Rows from a figure dataset:
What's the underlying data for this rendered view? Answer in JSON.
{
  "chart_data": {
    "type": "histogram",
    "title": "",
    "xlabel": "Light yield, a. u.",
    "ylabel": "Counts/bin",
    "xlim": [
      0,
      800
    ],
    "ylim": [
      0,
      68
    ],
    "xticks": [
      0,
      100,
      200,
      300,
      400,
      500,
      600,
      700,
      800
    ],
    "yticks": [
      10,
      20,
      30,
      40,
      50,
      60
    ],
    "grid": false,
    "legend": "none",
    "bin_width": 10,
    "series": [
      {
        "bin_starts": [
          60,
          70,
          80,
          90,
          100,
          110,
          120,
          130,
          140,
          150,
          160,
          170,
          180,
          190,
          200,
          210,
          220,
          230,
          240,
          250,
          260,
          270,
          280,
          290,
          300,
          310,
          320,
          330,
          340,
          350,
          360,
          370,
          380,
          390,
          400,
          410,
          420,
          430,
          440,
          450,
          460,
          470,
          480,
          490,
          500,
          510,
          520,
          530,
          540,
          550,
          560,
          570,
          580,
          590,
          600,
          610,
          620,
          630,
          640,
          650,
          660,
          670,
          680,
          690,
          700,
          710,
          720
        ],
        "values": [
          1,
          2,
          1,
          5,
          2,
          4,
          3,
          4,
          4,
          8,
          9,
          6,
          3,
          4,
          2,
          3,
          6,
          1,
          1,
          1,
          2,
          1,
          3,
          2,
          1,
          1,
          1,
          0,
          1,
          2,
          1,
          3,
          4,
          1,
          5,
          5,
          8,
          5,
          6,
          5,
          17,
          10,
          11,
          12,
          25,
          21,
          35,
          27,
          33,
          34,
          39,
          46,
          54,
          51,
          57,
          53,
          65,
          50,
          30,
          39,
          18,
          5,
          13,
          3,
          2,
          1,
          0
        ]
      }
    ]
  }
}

Directive | Write out all the entries exactly.

Correct response |
What's the underlying data for this rendered view? Answer in JSON.
{
  "chart_data": {
    "type": "histogram",
    "title": "",
    "xlabel": "Light yield, a. u.",
    "ylabel": "Counts/bin",
    "xlim": [
      0,
      800
    ],
    "ylim": [
      0,
      68
    ],
    "xticks": [
      0,
      100,
      200,
      300,
      400,
      500,
      600,
      700,
      800
    ],
    "yticks": [
      10,
      20,
      30,
      40,
      50,
      60
    ],
    "grid": false,
    "legend": "none",
    "bin_width": 10,
    "series": [
      {
        "bin_starts": [
          60,
          70,
          80,
          90,
          100,
          110,
          120,
          130,
          140,
          150,
          160,
          170,
          180,
          190,
          200,
          210,
          220,
          230,
          240,
          250,
          260,
          270,
          280,
          290,
          300,
          310,
          320,
          330,
          340,
          350,
          360,
          370,
          380,
          390,
          400,
          410,
          420,
          430,
          440,
          450,
          460,
          470,
          480,
          490,
          500,
          510,
          520,
          530,
          540,
          550,
          560,
          570,
          580,
          590,
          600,
          610,
          620,
          630,
          640,
          650,
          660,
          670,
          680,
          690,
          700,
          710,
          720
        ],
        "values": [
          1,
          2,
          1,
          5,
          2,
          4,
          3,
          4,
          4,
          8,
          9,
          6,
          3,
          4,
          2,
          3,
          6,
          1,
          1,
          1,
          2,
          1,
          3,
          2,
          1,
          1,
          1,
          0,
          1,
          2,
          1,
          3,
          4,
          1,
          5,
          5,
          8,
          5,
          6,
          5,
          17,
          10,
          11,
          12,
          25,
          21,
          35,
          27,
          33,
          34,
          39,
          46,
          54,
          51,
          57,
          53,
          65,
          50,
          30,
          39,
          18,
          5,
          13,
          3,
          2,
          1,
          0
        ]
      }
    ]
  }
}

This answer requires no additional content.